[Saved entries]

***

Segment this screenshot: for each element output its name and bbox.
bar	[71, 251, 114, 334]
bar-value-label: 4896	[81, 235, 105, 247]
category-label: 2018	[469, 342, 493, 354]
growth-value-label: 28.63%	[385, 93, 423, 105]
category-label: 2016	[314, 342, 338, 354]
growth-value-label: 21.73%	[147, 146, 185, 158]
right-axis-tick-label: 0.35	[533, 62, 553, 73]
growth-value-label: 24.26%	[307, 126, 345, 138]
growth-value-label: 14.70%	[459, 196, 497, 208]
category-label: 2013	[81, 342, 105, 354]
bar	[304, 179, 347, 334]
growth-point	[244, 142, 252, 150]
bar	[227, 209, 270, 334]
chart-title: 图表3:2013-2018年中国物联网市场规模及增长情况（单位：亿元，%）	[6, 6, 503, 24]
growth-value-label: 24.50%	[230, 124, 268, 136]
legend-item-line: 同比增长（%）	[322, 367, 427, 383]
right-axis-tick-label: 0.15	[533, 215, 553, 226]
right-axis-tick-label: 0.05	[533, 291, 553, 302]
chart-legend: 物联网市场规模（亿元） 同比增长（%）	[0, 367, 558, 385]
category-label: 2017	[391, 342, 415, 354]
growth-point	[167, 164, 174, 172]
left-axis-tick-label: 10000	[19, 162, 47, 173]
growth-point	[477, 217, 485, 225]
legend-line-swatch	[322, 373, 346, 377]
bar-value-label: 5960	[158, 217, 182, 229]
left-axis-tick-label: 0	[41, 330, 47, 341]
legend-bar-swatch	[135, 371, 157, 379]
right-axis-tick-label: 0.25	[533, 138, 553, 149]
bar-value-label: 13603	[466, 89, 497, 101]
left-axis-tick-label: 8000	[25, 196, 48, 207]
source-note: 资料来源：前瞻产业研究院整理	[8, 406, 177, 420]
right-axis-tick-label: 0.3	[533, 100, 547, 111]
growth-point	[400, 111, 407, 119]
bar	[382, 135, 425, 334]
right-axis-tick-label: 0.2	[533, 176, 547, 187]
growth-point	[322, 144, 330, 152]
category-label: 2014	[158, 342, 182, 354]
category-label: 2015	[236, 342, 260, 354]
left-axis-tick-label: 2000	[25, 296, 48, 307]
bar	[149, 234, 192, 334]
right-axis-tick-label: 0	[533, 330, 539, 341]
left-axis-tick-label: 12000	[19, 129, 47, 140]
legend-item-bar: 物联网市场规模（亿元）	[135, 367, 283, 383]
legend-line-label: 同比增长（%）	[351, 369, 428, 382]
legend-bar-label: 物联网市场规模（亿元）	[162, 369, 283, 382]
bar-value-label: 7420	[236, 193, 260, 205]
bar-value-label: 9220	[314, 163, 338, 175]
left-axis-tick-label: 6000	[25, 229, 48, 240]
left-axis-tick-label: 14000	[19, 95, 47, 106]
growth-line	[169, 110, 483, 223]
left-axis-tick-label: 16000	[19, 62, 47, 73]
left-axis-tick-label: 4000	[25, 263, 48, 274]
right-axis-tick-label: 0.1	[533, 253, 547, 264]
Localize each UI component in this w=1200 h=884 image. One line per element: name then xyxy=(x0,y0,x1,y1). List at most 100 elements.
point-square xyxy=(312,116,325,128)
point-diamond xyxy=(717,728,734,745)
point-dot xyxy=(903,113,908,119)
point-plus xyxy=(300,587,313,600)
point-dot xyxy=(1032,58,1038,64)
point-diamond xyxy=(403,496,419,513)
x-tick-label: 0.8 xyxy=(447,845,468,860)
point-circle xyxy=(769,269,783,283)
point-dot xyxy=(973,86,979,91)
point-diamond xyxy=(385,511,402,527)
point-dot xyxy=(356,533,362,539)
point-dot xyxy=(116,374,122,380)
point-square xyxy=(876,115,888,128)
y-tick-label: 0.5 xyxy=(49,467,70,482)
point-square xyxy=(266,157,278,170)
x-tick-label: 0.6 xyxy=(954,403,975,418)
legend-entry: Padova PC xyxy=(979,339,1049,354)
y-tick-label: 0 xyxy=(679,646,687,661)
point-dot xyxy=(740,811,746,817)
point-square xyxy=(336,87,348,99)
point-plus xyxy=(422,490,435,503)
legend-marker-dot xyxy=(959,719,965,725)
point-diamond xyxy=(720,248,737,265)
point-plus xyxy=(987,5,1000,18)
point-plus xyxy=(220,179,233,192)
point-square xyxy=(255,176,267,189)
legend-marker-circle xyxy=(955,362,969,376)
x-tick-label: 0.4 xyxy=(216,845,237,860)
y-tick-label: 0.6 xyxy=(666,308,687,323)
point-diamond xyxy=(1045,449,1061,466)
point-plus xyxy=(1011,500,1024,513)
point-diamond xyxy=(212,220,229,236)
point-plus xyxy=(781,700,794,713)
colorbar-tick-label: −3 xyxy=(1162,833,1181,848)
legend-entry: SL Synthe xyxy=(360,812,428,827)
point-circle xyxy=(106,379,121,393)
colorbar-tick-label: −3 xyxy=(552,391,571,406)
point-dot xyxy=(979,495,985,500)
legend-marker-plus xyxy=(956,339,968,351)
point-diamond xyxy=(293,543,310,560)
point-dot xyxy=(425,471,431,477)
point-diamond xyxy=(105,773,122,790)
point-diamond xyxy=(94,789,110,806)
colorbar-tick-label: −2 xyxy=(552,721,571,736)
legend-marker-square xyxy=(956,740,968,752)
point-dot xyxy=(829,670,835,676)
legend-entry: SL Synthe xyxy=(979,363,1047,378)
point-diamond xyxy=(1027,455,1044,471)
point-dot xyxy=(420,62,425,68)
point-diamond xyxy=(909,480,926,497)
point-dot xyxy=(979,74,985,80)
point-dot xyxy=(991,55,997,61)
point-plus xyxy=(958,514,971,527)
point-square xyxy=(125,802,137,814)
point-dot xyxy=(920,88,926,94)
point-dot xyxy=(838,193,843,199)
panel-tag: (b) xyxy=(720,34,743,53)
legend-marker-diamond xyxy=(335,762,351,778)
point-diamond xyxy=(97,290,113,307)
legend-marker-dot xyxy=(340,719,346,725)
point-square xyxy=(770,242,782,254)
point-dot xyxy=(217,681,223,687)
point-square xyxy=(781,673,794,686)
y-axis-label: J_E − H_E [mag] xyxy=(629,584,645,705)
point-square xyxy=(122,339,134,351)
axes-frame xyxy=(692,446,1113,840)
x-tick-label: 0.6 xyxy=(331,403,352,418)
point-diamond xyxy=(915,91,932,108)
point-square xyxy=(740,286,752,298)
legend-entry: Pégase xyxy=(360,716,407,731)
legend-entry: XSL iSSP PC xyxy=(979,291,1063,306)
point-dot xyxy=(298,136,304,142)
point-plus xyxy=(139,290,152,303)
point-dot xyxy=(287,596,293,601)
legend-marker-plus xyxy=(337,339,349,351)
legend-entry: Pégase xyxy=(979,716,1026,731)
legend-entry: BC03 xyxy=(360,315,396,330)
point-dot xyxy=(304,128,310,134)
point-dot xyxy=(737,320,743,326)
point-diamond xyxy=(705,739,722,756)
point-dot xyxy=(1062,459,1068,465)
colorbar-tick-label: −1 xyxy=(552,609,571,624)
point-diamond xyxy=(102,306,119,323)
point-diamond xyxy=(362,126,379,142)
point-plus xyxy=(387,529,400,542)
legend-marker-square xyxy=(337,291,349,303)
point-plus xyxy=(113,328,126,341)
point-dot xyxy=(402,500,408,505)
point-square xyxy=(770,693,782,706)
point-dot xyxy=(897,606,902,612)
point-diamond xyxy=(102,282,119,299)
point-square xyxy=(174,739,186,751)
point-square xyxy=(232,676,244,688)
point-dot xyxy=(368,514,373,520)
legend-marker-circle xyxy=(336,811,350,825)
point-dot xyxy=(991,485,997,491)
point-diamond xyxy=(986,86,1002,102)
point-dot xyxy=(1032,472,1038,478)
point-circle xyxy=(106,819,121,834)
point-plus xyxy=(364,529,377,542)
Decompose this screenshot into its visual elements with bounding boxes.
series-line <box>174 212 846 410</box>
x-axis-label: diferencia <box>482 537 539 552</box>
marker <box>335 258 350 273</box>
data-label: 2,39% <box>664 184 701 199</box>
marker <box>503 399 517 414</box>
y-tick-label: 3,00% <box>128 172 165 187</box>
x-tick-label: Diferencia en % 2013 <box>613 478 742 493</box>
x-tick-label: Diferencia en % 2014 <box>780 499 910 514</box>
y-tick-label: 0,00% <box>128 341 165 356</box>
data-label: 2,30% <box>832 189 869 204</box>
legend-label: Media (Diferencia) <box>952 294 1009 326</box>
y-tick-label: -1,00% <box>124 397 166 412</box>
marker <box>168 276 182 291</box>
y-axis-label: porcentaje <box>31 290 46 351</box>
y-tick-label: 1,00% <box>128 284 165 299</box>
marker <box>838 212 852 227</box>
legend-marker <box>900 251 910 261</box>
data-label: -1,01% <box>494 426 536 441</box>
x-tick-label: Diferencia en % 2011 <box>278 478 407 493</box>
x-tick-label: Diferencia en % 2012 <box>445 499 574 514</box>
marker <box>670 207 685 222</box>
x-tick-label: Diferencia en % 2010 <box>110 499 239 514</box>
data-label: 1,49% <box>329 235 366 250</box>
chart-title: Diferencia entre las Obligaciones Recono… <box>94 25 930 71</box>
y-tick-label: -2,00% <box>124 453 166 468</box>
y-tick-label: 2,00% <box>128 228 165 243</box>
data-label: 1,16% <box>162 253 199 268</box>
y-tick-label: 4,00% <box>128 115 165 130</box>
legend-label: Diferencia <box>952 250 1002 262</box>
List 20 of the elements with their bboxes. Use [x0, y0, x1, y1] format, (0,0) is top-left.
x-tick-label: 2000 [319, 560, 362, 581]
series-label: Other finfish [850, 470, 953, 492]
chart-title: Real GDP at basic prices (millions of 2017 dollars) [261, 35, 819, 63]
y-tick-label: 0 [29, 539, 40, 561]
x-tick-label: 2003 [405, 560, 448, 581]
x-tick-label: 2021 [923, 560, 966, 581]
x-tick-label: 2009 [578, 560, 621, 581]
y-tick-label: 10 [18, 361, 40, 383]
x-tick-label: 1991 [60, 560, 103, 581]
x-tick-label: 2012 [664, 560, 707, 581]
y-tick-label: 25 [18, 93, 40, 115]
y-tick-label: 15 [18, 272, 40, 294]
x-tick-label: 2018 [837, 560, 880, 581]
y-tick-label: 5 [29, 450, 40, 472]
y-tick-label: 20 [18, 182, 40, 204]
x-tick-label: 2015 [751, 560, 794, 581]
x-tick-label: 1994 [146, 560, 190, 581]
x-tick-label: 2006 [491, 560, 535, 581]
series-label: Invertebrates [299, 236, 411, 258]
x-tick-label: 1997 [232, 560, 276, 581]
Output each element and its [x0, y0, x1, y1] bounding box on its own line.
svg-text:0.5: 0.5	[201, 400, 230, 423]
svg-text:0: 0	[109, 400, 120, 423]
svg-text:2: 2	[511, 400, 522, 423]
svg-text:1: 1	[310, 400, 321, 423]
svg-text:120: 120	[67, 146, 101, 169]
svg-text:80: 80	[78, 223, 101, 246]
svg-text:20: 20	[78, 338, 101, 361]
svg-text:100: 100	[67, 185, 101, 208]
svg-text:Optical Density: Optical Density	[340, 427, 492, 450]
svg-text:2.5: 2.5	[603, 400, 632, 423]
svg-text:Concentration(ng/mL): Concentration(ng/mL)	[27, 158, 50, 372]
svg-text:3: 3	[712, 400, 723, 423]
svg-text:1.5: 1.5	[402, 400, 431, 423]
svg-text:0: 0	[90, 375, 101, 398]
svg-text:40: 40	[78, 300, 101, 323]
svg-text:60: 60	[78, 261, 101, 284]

***

▶ [Exercise requirements]:
Copy the listing word for word, from its first line up to and including the line that contains "291, 553, 302]".

▶ [Answer]:
Segment this screenshot: for each element output its name and bbox.
bar	[71, 251, 114, 334]
bar-value-label: 4896	[81, 235, 105, 247]
category-label: 2018	[469, 342, 493, 354]
growth-value-label: 28.63%	[385, 93, 423, 105]
category-label: 2016	[314, 342, 338, 354]
growth-value-label: 21.73%	[147, 146, 185, 158]
right-axis-tick-label: 0.35	[533, 62, 553, 73]
growth-value-label: 24.26%	[307, 126, 345, 138]
growth-value-label: 14.70%	[459, 196, 497, 208]
category-label: 2013	[81, 342, 105, 354]
bar	[304, 179, 347, 334]
growth-point	[244, 142, 252, 150]
bar	[227, 209, 270, 334]
chart-title: 图表3:2013-2018年中国物联网市场规模及增长情况（单位：亿元，%）	[6, 6, 503, 24]
growth-value-label: 24.50%	[230, 124, 268, 136]
legend-item-line: 同比增长（%）	[322, 367, 427, 383]
right-axis-tick-label: 0.15	[533, 215, 553, 226]
right-axis-tick-label: 0.05	[533, 291, 553, 302]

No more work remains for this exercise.